→ Written exercise:
Take the data below and repeat it exactly.

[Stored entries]
--- START ---
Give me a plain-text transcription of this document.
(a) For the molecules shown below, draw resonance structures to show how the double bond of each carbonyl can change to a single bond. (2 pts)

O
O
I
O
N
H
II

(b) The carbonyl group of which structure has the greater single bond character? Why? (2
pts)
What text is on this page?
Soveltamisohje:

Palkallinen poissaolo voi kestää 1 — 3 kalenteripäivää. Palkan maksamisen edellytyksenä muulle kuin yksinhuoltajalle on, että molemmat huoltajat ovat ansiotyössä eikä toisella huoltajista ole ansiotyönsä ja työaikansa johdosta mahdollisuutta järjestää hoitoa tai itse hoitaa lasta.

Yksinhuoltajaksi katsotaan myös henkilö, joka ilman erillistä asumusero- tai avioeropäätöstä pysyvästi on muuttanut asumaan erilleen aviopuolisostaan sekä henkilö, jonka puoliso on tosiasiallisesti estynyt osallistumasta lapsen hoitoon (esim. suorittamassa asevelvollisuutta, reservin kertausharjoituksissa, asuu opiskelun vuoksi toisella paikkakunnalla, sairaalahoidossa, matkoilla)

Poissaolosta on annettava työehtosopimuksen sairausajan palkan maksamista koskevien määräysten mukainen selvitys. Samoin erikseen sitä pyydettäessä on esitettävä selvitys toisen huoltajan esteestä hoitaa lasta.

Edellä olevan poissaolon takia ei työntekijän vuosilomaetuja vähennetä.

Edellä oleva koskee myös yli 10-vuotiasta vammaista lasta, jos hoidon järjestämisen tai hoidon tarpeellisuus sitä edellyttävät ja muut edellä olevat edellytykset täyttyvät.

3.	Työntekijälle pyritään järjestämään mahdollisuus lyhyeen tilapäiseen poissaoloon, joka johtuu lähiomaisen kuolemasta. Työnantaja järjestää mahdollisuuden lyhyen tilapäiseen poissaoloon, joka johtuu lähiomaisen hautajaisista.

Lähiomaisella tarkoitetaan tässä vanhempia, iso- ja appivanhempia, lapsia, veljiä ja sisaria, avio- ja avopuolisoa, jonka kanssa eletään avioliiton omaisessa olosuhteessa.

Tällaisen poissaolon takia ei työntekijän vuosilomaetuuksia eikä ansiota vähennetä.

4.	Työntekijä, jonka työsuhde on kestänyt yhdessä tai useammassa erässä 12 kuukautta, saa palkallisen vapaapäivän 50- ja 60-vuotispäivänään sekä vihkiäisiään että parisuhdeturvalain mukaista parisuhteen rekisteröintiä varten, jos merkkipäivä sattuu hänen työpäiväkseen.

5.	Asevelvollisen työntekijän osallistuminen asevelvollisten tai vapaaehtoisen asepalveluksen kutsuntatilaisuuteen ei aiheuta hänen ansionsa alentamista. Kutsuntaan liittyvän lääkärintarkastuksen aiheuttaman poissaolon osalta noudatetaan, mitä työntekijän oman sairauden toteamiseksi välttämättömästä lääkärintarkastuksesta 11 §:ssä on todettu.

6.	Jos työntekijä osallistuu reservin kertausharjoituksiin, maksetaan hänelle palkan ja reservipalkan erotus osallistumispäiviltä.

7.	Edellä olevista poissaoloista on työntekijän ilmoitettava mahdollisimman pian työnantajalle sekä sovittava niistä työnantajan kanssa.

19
--- END ---
→ Output of the exercise:
Give me a plain-text transcription of this document.
(a) For the molecules shown below, draw resonance structures to show how the double bond of each carbonyl can change to a single bond. (2 pts)

O
O
I
O
N
H
II

(b) The carbonyl group of which structure has the greater single bond character? Why? (2
pts)
What text is on this page?
Soveltamisohje:

Palkallinen poissaolo voi kestää 1 — 3 kalenteripäivää. Palkan maksamisen edellytyksenä muulle kuin yksinhuoltajalle on, että molemmat huoltajat ovat ansiotyössä eikä toisella huoltajista ole ansiotyönsä ja työaikansa johdosta mahdollisuutta järjestää hoitoa tai itse hoitaa lasta.

Yksinhuoltajaksi katsotaan myös henkilö, joka ilman erillistä asumusero- tai avioeropäätöstä pysyvästi on muuttanut asumaan erilleen aviopuolisostaan sekä henkilö, jonka puoliso on tosiasiallisesti estynyt osallistumasta lapsen hoitoon (esim. suorittamassa asevelvollisuutta, reservin kertausharjoituksissa, asuu opiskelun vuoksi toisella paikkakunnalla, sairaalahoidossa, matkoilla)

Poissaolosta on annettava työehtosopimuksen sairausajan palkan maksamista koskevien määräysten mukainen selvitys. Samoin erikseen sitä pyydettäessä on esitettävä selvitys toisen huoltajan esteestä hoitaa lasta.

Edellä olevan poissaolon takia ei työntekijän vuosilomaetuja vähennetä.

Edellä oleva koskee myös yli 10-vuotiasta vammaista lasta, jos hoidon järjestämisen tai hoidon tarpeellisuus sitä edellyttävät ja muut edellä olevat edellytykset täyttyvät.

3.	Työntekijälle pyritään järjestämään mahdollisuus lyhyeen tilapäiseen poissaoloon, joka johtuu lähiomaisen kuolemasta. Työnantaja järjestää mahdollisuuden lyhyen tilapäiseen poissaoloon, joka johtuu lähiomaisen hautajaisista.

Lähiomaisella tarkoitetaan tässä vanhempia, iso- ja appivanhempia, lapsia, veljiä ja sisaria, avio- ja avopuolisoa, jonka kanssa eletään avioliiton omaisessa olosuhteessa.

Tällaisen poissaolon takia ei työntekijän vuosilomaetuuksia eikä ansiota vähennetä.

4.	Työntekijä, jonka työsuhde on kestänyt yhdessä tai useammassa erässä 12 kuukautta, saa palkallisen vapaapäivän 50- ja 60-vuotispäivänään sekä vihkiäisiään että parisuhdeturvalain mukaista parisuhteen rekisteröintiä varten, jos merkkipäivä sattuu hänen työpäiväkseen.

5.	Asevelvollisen työntekijän osallistuminen asevelvollisten tai vapaaehtoisen asepalveluksen kutsuntatilaisuuteen ei aiheuta hänen ansionsa alentamista. Kutsuntaan liittyvän lääkärintarkastuksen aiheuttaman poissaolon osalta noudatetaan, mitä työntekijän oman sairauden toteamiseksi välttämättömästä lääkärintarkastuksesta 11 §:ssä on todettu.

6.	Jos työntekijä osallistuu reservin kertausharjoituksiin, maksetaan hänelle palkan ja reservipalkan erotus osallistumispäiviltä.

7.	Edellä olevista poissaoloista on työntekijän ilmoitettava mahdollisimman pian työnantajalle sekä sovittava niistä työnantajan kanssa.

19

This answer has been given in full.